AIM OF THE EXERCISE: Below are some entries. Work out how many of their lines hold the word "mode", and write that number alone.

Part of a data file
▬▬▬
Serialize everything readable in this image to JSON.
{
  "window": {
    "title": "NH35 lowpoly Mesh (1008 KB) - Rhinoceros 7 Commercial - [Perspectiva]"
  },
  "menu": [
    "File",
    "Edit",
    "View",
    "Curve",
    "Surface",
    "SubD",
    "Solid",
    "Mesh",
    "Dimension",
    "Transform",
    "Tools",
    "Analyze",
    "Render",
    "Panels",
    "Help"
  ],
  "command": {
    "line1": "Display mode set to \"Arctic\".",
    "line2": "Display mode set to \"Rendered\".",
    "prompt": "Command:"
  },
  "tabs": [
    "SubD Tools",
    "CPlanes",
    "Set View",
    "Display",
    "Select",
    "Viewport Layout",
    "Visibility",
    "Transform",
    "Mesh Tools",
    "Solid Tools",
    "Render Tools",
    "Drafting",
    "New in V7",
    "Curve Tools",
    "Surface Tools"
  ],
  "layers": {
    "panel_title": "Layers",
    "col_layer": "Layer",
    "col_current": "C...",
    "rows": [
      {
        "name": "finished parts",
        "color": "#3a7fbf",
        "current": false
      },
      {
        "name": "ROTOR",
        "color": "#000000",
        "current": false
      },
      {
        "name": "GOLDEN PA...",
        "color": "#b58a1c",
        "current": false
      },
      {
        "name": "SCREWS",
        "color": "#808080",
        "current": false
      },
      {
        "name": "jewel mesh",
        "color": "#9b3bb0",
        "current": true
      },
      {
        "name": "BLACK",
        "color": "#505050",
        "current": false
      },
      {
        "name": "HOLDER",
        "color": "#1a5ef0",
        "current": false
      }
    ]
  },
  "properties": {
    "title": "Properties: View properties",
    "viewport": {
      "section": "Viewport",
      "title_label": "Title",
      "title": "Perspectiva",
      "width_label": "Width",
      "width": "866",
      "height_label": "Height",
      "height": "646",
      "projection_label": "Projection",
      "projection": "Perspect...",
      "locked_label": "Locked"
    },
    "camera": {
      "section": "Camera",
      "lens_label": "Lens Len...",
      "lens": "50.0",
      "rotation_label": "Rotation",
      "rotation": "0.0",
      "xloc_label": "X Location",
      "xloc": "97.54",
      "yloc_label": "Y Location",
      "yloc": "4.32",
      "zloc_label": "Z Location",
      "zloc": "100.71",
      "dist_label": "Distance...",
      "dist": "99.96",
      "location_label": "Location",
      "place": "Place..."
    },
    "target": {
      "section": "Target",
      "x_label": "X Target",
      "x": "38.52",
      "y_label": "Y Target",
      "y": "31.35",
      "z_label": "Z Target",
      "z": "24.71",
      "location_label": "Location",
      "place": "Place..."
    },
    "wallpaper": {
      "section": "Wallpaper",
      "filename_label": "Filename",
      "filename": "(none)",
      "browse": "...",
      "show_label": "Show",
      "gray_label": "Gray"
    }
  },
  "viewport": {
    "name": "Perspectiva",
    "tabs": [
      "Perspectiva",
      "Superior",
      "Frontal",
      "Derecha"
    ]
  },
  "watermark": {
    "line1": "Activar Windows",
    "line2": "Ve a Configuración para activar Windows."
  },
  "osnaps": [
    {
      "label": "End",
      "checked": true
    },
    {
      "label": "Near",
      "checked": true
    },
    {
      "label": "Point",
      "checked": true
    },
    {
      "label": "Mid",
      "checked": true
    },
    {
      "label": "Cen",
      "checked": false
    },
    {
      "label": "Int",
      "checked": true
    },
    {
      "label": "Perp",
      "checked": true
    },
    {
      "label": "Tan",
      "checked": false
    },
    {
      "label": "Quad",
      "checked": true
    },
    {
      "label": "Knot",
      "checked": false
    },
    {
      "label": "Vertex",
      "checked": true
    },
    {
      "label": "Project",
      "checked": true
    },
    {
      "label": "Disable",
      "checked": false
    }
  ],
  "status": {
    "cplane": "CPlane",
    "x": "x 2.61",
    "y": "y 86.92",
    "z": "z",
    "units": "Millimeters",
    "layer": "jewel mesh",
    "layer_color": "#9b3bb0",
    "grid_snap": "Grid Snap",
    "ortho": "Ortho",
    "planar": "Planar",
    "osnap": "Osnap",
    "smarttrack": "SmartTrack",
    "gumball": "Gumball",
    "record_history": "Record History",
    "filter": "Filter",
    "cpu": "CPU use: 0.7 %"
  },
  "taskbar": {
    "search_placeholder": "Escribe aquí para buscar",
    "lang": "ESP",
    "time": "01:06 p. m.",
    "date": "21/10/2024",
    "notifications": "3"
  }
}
▬▬▬
RESPONSE TO THE TASK: 2